● **Exercise aim**:
Pick out each line containing the string "color".

● **Exercise material**:
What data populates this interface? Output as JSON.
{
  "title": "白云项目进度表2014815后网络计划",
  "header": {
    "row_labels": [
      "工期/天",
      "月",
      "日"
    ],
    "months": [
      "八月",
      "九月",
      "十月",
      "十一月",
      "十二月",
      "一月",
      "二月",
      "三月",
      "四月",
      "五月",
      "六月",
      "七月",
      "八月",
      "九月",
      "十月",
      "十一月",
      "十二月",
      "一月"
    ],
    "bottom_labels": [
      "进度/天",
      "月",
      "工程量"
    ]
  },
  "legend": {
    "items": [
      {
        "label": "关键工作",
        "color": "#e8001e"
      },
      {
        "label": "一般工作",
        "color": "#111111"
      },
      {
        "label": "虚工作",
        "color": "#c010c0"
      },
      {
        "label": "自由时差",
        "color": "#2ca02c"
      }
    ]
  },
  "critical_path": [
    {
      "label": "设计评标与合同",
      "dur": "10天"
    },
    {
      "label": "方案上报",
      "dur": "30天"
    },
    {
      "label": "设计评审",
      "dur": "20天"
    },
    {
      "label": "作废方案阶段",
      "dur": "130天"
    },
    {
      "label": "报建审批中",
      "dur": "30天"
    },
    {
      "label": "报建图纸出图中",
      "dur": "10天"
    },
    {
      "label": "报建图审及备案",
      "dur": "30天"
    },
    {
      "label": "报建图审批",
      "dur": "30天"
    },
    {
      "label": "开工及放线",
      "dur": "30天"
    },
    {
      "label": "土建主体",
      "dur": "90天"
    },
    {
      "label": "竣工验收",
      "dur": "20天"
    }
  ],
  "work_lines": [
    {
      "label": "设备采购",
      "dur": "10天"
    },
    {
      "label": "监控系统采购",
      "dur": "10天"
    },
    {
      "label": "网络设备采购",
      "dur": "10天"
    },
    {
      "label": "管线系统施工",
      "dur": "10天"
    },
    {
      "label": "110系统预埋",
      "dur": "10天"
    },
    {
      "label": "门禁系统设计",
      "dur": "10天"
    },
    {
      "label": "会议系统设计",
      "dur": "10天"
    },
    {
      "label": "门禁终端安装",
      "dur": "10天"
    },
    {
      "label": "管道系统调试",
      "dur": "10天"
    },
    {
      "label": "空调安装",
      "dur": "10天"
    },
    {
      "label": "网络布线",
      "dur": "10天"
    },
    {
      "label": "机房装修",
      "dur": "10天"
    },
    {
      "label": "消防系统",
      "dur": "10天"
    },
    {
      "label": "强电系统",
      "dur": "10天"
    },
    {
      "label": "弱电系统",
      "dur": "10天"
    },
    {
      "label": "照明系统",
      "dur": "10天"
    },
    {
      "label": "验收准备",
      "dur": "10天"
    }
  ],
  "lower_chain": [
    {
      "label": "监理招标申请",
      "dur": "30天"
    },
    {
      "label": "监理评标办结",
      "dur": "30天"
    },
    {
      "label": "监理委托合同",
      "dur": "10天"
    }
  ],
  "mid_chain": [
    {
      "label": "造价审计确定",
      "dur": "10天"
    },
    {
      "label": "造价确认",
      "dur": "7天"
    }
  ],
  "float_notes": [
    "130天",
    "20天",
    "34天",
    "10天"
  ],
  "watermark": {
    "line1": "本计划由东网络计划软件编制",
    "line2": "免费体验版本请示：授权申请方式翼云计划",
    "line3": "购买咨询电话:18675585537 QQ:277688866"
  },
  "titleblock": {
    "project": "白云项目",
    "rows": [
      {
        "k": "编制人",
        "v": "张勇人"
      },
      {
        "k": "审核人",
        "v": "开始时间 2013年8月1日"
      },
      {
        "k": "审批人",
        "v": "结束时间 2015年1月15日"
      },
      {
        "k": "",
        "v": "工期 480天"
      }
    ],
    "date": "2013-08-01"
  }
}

● **Answer for the task**:
        "color": "#e8001e"
        "color": "#111111"
        "color": "#c010c0"
        "color": "#2ca02c"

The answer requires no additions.